- TASK TO COMPLETE
Omit all images. Write out the rest of the material exactly.

- DATA EXCERPTS
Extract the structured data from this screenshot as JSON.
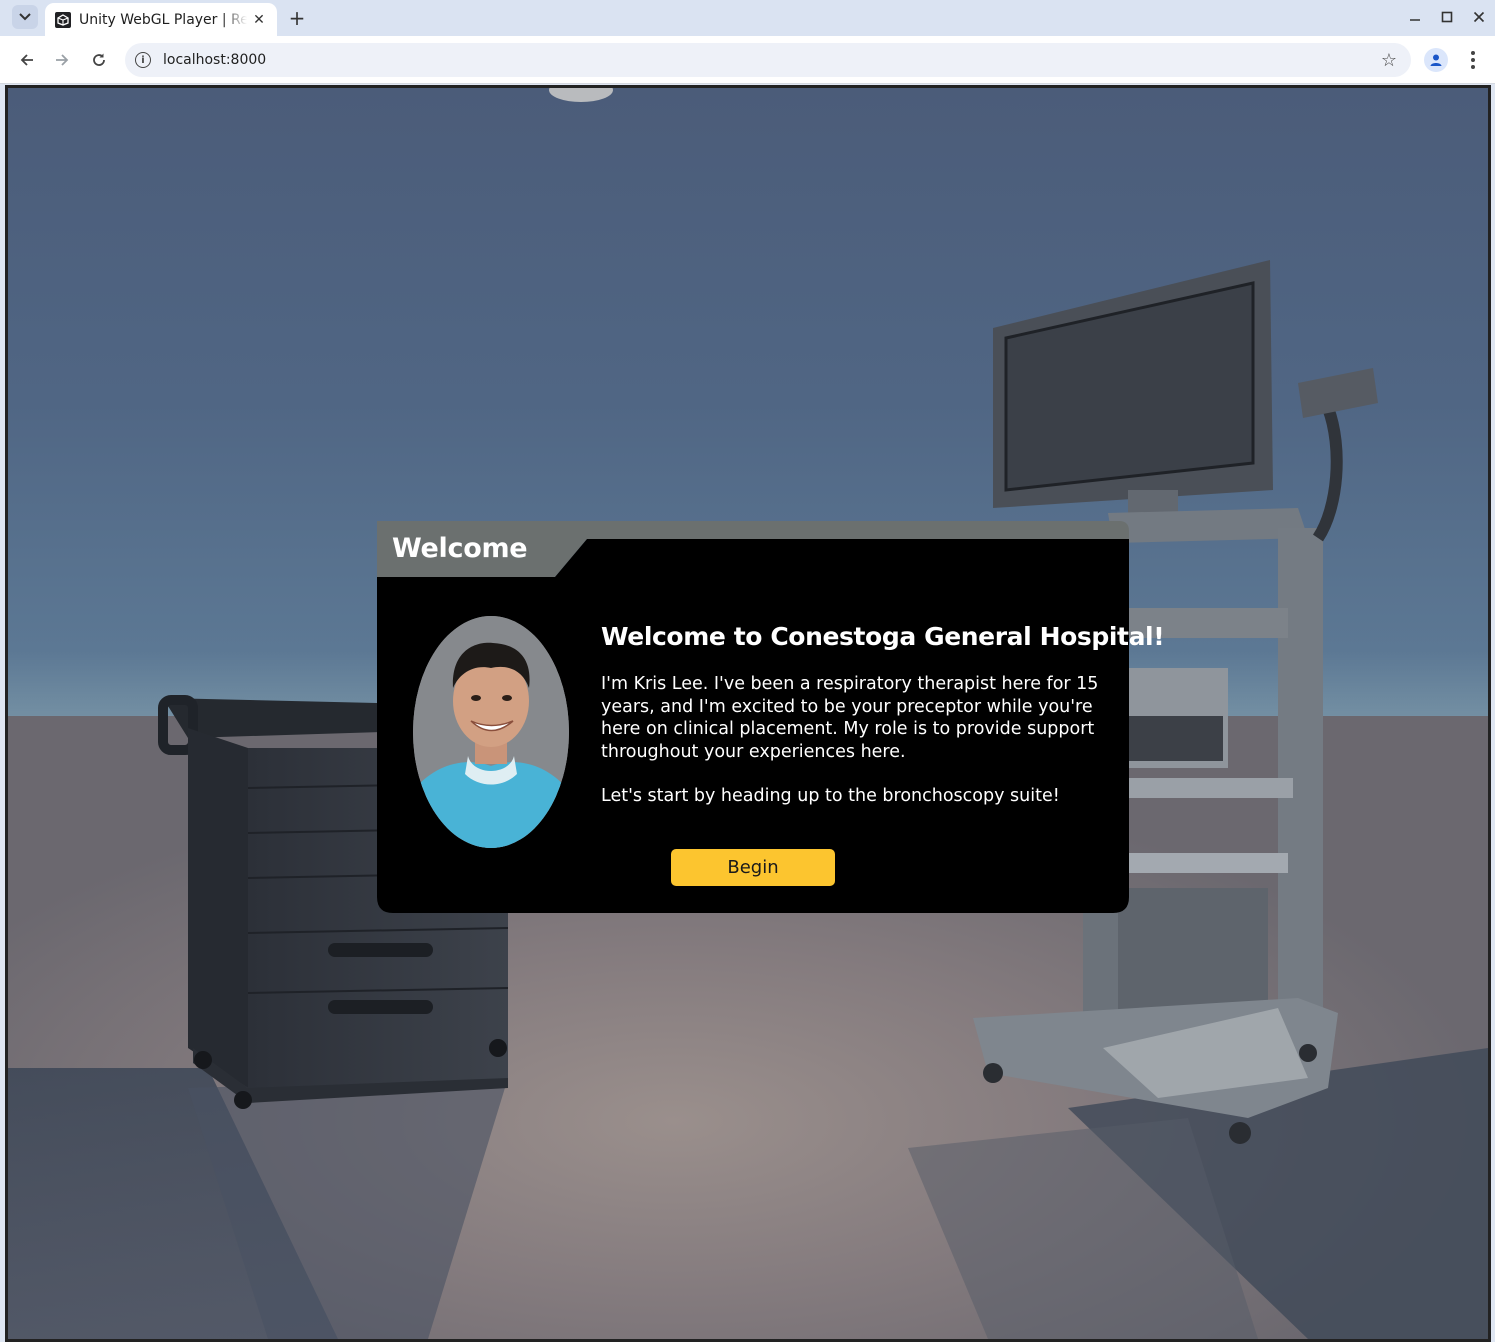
{
  "browser": {
    "tab_title": "Unity WebGL Player | Respiratory Therapy",
    "url": "localhost:8000",
    "icons": {
      "tab_search": "chevron-down-icon",
      "favicon": "unity-icon",
      "tab_close": "close-icon",
      "new_tab": "plus-icon",
      "back": "back-arrow-icon",
      "forward": "forward-arrow-icon",
      "reload": "reload-icon",
      "site_info": "info-icon",
      "bookmark": "star-icon",
      "profile": "profile-icon",
      "menu": "kebab-menu-icon",
      "minimize": "minimize-icon",
      "maximize": "maximize-icon",
      "close_window": "close-icon"
    }
  },
  "dialog": {
    "title": "Welcome",
    "heading": "Welcome to Conestoga General Hospital!",
    "paragraph_1": "I'm Kris Lee. I've been a respiratory therapist here for 15 years, and I'm excited to be your preceptor while you're here on clinical placement. My role is to provide support throughout your experiences here.",
    "paragraph_2": "Let's start by heading up to the bronchoscopy suite!",
    "button_label": "Begin",
    "colors": {
      "panel": "#000000",
      "title_bar": "#6b706f",
      "button": "#fcc52f"
    }
  }
}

- EXERCISE RESULT
Extract the structured data from this screenshot as JSON.
{
  "browser": {
    "tab_title": "Unity WebGL Player | Respiratory Therapy",
    "url": "localhost:8000",
    "icons": {
      "tab_search": "chevron-down-icon",
      "favicon": "unity-icon",
      "tab_close": "close-icon",
      "new_tab": "plus-icon",
      "back": "back-arrow-icon",
      "forward": "forward-arrow-icon",
      "reload": "reload-icon",
      "site_info": "info-icon",
      "bookmark": "star-icon",
      "profile": "profile-icon",
      "menu": "kebab-menu-icon",
      "minimize": "minimize-icon",
      "maximize": "maximize-icon",
      "close_window": "close-icon"
    }
  },
  "dialog": {
    "title": "Welcome",
    "heading": "Welcome to Conestoga General Hospital!",
    "paragraph_1": "I'm Kris Lee. I've been a respiratory therapist here for 15 years, and I'm excited to be your preceptor while you're here on clinical placement. My role is to provide support throughout your experiences here.",
    "paragraph_2": "Let's start by heading up to the bronchoscopy suite!",
    "button_label": "Begin",
    "colors": {
      "panel": "#000000",
      "title_bar": "#6b706f",
      "button": "#fcc52f"
    }
  }
}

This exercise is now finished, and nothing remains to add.